◆ Aim: All of the data below should be written out exactly.
━━━ Input data ━━━
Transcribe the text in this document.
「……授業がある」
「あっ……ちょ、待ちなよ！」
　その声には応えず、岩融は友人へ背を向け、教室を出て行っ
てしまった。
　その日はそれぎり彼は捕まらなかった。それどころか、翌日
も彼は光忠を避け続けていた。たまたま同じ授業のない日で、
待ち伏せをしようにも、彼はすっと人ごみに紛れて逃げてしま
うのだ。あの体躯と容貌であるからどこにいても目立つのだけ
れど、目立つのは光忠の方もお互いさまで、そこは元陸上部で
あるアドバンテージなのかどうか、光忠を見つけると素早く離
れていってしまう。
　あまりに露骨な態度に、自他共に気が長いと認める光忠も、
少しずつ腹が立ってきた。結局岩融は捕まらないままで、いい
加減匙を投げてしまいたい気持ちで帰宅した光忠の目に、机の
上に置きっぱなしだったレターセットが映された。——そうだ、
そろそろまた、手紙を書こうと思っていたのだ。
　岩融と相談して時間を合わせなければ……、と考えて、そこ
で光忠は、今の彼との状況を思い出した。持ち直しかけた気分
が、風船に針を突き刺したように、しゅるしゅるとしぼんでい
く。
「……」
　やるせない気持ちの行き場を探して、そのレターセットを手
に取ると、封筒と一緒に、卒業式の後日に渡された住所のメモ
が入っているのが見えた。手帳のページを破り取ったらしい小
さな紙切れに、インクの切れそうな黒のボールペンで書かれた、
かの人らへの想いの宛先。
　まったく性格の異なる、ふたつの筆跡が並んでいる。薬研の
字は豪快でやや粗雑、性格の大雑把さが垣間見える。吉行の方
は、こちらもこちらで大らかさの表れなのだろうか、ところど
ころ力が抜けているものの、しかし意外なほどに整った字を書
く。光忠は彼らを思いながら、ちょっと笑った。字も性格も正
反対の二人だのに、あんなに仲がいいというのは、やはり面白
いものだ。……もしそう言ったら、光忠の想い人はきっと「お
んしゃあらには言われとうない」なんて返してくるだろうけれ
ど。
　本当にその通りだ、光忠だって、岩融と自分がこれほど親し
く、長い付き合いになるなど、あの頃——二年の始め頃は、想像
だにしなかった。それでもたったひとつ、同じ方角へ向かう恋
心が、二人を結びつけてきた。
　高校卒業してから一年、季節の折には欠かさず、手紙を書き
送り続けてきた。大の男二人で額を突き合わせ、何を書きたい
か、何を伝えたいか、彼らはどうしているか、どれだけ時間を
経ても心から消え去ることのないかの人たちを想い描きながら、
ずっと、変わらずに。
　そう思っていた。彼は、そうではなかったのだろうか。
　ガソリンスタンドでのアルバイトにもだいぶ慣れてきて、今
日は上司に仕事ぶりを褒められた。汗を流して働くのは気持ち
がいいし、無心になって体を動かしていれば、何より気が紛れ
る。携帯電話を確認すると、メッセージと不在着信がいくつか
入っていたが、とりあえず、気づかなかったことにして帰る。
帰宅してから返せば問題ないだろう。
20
━━━
◆ Correct result:
Transcribe the text in this document.
「……授業がある」
「あっ……ちょ、待ちなよ！」
　その声には応えず、岩融は友人へ背を向け、教室を出て行っ
てしまった。
　その日はそれぎり彼は捕まらなかった。それどころか、翌日
も彼は光忠を避け続けていた。たまたま同じ授業のない日で、
待ち伏せをしようにも、彼はすっと人ごみに紛れて逃げてしま
うのだ。あの体躯と容貌であるからどこにいても目立つのだけ
れど、目立つのは光忠の方もお互いさまで、そこは元陸上部で
あるアドバンテージなのかどうか、光忠を見つけると素早く離
れていってしまう。
　あまりに露骨な態度に、自他共に気が長いと認める光忠も、
少しずつ腹が立ってきた。結局岩融は捕まらないままで、いい
加減匙を投げてしまいたい気持ちで帰宅した光忠の目に、机の
上に置きっぱなしだったレターセットが映された。——そうだ、
そろそろまた、手紙を書こうと思っていたのだ。
　岩融と相談して時間を合わせなければ……、と考えて、そこ
で光忠は、今の彼との状況を思い出した。持ち直しかけた気分
が、風船に針を突き刺したように、しゅるしゅるとしぼんでい
く。
「……」
　やるせない気持ちの行き場を探して、そのレターセットを手
に取ると、封筒と一緒に、卒業式の後日に渡された住所のメモ
が入っているのが見えた。手帳のページを破り取ったらしい小
さな紙切れに、インクの切れそうな黒のボールペンで書かれた、
かの人らへの想いの宛先。
　まったく性格の異なる、ふたつの筆跡が並んでいる。薬研の
字は豪快でやや粗雑、性格の大雑把さが垣間見える。吉行の方
は、こちらもこちらで大らかさの表れなのだろうか、ところど
ころ力が抜けているものの、しかし意外なほどに整った字を書
く。光忠は彼らを思いながら、ちょっと笑った。字も性格も正
反対の二人だのに、あんなに仲がいいというのは、やはり面白
いものだ。……もしそう言ったら、光忠の想い人はきっと「お
んしゃあらには言われとうない」なんて返してくるだろうけれ
ど。
　本当にその通りだ、光忠だって、岩融と自分がこれほど親し
く、長い付き合いになるなど、あの頃——二年の始め頃は、想像
だにしなかった。それでもたったひとつ、同じ方角へ向かう恋
心が、二人を結びつけてきた。
　高校卒業してから一年、季節の折には欠かさず、手紙を書き
送り続けてきた。大の男二人で額を突き合わせ、何を書きたい
か、何を伝えたいか、彼らはどうしているか、どれだけ時間を
経ても心から消え去ることのないかの人たちを想い描きながら、
ずっと、変わらずに。
　そう思っていた。彼は、そうではなかったのだろうか。
　ガソリンスタンドでのアルバイトにもだいぶ慣れてきて、今
日は上司に仕事ぶりを褒められた。汗を流して働くのは気持ち
がいいし、無心になって体を動かしていれば、何より気が紛れ
る。携帯電話を確認すると、メッセージと不在着信がいくつか
入っていたが、とりあえず、気づかなかったことにして帰る。
帰宅してから返せば問題ないだろう。
20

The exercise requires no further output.